## BEGIN

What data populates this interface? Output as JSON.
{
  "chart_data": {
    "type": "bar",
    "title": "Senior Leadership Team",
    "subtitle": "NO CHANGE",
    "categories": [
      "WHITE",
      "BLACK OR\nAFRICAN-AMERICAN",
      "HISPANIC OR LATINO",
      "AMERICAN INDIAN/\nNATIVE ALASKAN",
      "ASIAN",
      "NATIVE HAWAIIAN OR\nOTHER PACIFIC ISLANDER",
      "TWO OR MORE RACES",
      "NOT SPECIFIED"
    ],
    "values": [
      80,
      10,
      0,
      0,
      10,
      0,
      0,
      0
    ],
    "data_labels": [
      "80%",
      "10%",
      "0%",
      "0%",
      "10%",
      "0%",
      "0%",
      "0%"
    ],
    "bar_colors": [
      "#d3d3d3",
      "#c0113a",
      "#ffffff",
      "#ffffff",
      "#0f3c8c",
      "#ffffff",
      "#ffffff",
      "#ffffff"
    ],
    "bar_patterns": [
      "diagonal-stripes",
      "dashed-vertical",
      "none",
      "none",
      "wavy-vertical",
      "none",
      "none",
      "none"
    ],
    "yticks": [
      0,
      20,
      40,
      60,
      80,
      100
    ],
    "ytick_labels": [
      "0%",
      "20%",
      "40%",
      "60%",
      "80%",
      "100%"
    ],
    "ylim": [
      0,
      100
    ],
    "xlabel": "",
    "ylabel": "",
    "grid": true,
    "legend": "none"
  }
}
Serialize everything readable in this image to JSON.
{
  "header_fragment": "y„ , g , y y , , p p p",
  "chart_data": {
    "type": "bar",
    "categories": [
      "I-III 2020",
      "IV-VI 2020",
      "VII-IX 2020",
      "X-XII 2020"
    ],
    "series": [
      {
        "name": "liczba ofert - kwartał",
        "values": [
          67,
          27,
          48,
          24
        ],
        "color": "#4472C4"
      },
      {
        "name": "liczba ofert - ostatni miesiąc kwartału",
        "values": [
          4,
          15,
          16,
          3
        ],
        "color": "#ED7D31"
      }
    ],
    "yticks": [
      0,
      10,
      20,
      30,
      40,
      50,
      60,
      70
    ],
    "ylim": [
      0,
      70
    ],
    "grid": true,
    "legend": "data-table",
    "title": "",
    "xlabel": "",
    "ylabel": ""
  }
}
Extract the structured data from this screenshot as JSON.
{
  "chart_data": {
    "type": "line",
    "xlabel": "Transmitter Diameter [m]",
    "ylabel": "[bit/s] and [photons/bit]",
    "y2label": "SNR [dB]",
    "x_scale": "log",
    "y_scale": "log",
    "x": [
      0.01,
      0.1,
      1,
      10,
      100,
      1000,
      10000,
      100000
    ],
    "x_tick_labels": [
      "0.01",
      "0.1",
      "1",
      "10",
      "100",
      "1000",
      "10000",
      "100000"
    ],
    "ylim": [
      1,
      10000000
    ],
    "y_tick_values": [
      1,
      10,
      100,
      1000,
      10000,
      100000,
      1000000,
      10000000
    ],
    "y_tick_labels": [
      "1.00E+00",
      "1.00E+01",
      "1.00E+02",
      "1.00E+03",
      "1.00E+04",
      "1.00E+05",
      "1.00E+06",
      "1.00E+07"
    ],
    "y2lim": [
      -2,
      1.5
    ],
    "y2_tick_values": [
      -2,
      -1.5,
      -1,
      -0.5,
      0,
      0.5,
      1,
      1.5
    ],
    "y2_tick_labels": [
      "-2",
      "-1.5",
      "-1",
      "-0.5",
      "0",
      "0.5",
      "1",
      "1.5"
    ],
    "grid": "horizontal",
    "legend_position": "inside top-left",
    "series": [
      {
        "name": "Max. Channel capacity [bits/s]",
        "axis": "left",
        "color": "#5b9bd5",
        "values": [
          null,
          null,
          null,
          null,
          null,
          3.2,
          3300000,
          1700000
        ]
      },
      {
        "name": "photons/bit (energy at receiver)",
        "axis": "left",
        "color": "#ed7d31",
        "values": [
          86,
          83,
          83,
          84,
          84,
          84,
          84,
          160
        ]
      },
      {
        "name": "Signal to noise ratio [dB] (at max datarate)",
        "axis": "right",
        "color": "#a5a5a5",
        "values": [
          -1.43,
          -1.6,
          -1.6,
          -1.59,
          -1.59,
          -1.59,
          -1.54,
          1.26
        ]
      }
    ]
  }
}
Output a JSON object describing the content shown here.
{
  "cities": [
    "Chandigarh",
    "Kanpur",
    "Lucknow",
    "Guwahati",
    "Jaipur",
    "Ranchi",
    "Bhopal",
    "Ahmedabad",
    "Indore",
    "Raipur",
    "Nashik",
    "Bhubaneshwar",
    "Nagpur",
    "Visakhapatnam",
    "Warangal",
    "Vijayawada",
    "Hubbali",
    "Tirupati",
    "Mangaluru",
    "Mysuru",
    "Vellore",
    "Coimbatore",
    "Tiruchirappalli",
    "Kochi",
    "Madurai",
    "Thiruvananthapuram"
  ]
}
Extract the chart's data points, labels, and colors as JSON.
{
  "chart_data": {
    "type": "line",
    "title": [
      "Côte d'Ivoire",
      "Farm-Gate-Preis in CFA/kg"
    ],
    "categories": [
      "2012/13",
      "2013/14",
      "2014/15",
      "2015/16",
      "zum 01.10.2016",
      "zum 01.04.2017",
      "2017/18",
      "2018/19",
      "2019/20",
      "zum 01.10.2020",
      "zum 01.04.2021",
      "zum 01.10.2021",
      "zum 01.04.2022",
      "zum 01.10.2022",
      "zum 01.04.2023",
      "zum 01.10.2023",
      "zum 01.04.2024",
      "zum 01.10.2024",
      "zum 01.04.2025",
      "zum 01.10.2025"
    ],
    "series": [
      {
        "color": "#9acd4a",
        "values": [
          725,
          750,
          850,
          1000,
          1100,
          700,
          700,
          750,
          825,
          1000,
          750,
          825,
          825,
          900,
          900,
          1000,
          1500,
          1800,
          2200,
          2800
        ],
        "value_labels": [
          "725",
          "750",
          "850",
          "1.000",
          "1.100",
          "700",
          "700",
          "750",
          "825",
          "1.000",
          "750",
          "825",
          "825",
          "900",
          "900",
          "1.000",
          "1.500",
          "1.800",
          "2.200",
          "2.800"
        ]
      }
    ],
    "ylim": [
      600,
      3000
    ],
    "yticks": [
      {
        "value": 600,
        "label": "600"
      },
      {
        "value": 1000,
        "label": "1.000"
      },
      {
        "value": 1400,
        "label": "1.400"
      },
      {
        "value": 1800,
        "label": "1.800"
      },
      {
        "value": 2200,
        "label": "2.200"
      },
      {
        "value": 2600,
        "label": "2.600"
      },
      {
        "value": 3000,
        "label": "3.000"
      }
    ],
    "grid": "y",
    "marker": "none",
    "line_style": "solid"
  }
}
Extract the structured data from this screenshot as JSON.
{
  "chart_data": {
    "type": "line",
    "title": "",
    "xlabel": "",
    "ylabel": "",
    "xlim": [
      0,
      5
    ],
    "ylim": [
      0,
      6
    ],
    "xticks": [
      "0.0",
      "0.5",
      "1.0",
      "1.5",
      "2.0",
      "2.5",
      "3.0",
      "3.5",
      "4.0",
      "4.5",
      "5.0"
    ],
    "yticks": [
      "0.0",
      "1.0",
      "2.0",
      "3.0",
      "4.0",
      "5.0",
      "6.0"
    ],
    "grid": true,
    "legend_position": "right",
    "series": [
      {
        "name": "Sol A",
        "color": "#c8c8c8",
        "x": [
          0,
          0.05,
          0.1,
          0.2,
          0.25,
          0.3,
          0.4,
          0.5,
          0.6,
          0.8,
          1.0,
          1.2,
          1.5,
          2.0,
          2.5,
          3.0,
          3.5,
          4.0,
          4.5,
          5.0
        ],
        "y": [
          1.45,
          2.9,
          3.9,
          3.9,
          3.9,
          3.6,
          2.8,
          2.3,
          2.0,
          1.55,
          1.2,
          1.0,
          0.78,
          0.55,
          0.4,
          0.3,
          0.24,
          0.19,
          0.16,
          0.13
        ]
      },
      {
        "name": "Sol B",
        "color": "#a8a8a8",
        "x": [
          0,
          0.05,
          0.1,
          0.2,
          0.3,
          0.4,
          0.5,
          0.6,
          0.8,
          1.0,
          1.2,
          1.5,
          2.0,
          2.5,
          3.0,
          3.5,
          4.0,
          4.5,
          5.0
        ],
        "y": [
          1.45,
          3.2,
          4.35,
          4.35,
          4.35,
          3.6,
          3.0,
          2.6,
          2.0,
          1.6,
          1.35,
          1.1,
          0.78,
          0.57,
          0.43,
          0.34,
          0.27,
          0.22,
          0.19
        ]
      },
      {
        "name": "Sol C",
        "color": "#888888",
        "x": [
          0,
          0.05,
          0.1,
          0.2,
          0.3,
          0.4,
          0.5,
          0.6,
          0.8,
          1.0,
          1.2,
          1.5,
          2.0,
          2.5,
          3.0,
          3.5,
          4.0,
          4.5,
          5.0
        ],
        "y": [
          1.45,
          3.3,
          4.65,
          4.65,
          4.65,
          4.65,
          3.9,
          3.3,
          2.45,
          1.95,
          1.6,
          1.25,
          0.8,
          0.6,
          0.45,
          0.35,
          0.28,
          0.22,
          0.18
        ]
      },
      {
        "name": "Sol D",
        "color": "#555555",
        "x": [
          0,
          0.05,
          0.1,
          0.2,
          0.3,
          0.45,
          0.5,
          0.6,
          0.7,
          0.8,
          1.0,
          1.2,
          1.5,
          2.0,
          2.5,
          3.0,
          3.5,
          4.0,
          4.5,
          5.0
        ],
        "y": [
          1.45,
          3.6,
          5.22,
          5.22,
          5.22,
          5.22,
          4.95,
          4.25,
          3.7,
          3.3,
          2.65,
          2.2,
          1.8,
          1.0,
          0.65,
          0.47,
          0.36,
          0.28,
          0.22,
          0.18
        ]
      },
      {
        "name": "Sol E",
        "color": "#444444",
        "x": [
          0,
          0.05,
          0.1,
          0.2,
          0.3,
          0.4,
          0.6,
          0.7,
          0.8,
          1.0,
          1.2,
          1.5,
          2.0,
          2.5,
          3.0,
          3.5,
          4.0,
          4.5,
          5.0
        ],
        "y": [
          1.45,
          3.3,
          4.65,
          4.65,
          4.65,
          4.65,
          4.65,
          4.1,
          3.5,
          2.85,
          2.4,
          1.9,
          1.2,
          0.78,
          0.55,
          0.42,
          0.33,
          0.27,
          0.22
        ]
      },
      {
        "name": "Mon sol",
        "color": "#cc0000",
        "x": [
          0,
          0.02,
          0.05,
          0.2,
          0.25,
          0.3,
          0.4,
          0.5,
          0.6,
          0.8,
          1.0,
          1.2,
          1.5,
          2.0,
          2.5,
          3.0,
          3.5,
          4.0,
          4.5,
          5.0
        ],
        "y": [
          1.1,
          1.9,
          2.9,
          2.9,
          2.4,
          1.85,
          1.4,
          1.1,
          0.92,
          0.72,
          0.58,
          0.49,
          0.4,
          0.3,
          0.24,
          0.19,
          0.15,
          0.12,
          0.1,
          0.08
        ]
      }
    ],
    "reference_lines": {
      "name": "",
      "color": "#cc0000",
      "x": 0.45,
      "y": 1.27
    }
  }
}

## END

Task to complete
Set out every line from the material that contains the string "liczba".

Exercise answer
        "name": "liczba ofert - kwartał",
        "name": "liczba ofert - ostatni miesiąc kwartału",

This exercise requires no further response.